Type the records out again in full, exactly.

****************

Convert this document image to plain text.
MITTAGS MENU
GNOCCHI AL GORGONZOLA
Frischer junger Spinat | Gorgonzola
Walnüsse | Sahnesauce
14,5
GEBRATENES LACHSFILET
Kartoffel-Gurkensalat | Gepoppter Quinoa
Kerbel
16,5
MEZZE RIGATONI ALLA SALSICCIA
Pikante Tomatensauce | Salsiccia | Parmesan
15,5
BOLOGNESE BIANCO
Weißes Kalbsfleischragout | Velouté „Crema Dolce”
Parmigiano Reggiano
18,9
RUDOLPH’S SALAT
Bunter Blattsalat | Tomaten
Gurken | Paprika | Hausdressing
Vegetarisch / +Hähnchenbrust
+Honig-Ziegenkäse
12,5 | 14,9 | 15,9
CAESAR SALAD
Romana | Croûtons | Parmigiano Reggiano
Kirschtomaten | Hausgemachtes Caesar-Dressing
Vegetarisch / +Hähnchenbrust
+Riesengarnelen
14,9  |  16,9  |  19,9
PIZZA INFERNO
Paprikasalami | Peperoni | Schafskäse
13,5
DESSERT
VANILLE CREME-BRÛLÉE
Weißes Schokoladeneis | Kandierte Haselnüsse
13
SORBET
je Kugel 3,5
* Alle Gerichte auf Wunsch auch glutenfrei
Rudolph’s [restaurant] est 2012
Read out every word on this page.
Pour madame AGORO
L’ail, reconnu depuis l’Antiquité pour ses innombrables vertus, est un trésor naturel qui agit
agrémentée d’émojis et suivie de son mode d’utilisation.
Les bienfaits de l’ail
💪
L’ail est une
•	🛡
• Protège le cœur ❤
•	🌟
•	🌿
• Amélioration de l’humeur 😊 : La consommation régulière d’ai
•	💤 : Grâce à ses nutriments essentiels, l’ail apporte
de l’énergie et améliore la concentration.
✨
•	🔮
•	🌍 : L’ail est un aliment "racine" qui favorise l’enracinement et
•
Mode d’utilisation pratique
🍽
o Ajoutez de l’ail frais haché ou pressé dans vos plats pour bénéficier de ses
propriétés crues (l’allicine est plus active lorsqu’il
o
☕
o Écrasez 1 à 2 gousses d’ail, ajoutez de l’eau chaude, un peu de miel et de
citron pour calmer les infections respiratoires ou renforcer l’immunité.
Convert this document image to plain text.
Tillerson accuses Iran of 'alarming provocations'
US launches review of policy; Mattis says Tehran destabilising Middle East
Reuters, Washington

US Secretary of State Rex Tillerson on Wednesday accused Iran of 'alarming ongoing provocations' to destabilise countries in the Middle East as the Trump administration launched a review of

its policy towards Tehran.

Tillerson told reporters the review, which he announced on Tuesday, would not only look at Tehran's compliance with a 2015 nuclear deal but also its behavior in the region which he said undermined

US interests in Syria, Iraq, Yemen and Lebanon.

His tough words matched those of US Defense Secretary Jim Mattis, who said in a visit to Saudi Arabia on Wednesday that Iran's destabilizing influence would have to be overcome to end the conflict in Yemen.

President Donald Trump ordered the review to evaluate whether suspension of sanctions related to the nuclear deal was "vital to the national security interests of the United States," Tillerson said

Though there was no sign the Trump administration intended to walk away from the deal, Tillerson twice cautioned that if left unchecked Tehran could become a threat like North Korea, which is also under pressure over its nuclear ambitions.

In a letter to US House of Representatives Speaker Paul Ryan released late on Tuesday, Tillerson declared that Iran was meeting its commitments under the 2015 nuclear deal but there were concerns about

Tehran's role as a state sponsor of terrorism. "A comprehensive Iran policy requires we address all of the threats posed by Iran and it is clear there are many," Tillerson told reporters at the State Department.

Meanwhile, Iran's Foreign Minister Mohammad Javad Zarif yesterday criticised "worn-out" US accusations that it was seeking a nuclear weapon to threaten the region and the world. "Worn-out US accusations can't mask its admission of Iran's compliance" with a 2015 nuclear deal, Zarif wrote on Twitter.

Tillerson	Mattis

****************

- TASK SOLUTION -
Convert this document image to plain text.
MITTAGS MENU
GNOCCHI AL GORGONZOLA
Frischer junger Spinat | Gorgonzola
Walnüsse | Sahnesauce
14,5
GEBRATENES LACHSFILET
Kartoffel-Gurkensalat | Gepoppter Quinoa
Kerbel
16,5
MEZZE RIGATONI ALLA SALSICCIA
Pikante Tomatensauce | Salsiccia | Parmesan
15,5
BOLOGNESE BIANCO
Weißes Kalbsfleischragout | Velouté „Crema Dolce”
Parmigiano Reggiano
18,9
RUDOLPH’S SALAT
Bunter Blattsalat | Tomaten
Gurken | Paprika | Hausdressing
Vegetarisch / +Hähnchenbrust
+Honig-Ziegenkäse
12,5 | 14,9 | 15,9
CAESAR SALAD
Romana | Croûtons | Parmigiano Reggiano
Kirschtomaten | Hausgemachtes Caesar-Dressing
Vegetarisch / +Hähnchenbrust
+Riesengarnelen
14,9  |  16,9  |  19,9
PIZZA INFERNO
Paprikasalami | Peperoni | Schafskäse
13,5
DESSERT
VANILLE CREME-BRÛLÉE
Weißes Schokoladeneis | Kandierte Haselnüsse
13
SORBET
je Kugel 3,5
* Alle Gerichte auf Wunsch auch glutenfrei
Rudolph’s [restaurant] est 2012
Read out every word on this page.
Pour madame AGORO
L’ail, reconnu depuis l’Antiquité pour ses innombrables vertus, est un trésor naturel qui agit
agrémentée d’émojis et suivie de son mode d’utilisation.
Les bienfaits de l’ail
💪
L’ail est une
•	🛡
• Protège le cœur ❤
•	🌟
•	🌿
• Amélioration de l’humeur 😊 : La consommation régulière d’ai
•	💤 : Grâce à ses nutriments essentiels, l’ail apporte
de l’énergie et améliore la concentration.
✨
•	🔮
•	🌍 : L’ail est un aliment "racine" qui favorise l’enracinement et
•
Mode d’utilisation pratique
🍽
o Ajoutez de l’ail frais haché ou pressé dans vos plats pour bénéficier de ses
propriétés crues (l’allicine est plus active lorsqu’il
o
☕
o Écrasez 1 à 2 gousses d’ail, ajoutez de l’eau chaude, un peu de miel et de
citron pour calmer les infections respiratoires ou renforcer l’immunité.
Convert this document image to plain text.
Tillerson accuses Iran of 'alarming provocations'
US launches review of policy; Mattis says Tehran destabilising Middle East
Reuters, Washington

US Secretary of State Rex Tillerson on Wednesday accused Iran of 'alarming ongoing provocations' to destabilise countries in the Middle East as the Trump administration launched a review of

its policy towards Tehran.

Tillerson told reporters the review, which he announced on Tuesday, would not only look at Tehran's compliance with a 2015 nuclear deal but also its behavior in the region which he said undermined

US interests in Syria, Iraq, Yemen and Lebanon.

His tough words matched those of US Defense Secretary Jim Mattis, who said in a visit to Saudi Arabia on Wednesday that Iran's destabilizing influence would have to be overcome to end the conflict in Yemen.

President Donald Trump ordered the review to evaluate whether suspension of sanctions related to the nuclear deal was "vital to the national security interests of the United States," Tillerson said

Though there was no sign the Trump administration intended to walk away from the deal, Tillerson twice cautioned that if left unchecked Tehran could become a threat like North Korea, which is also under pressure over its nuclear ambitions.

In a letter to US House of Representatives Speaker Paul Ryan released late on Tuesday, Tillerson declared that Iran was meeting its commitments under the 2015 nuclear deal but there were concerns about

Tehran's role as a state sponsor of terrorism. "A comprehensive Iran policy requires we address all of the threats posed by Iran and it is clear there are many," Tillerson told reporters at the State Department.

Meanwhile, Iran's Foreign Minister Mohammad Javad Zarif yesterday criticised "worn-out" US accusations that it was seeking a nuclear weapon to threaten the region and the world. "Worn-out US accusations can't mask its admission of Iran's compliance" with a 2015 nuclear deal, Zarif wrote on Twitter.

Tillerson	Mattis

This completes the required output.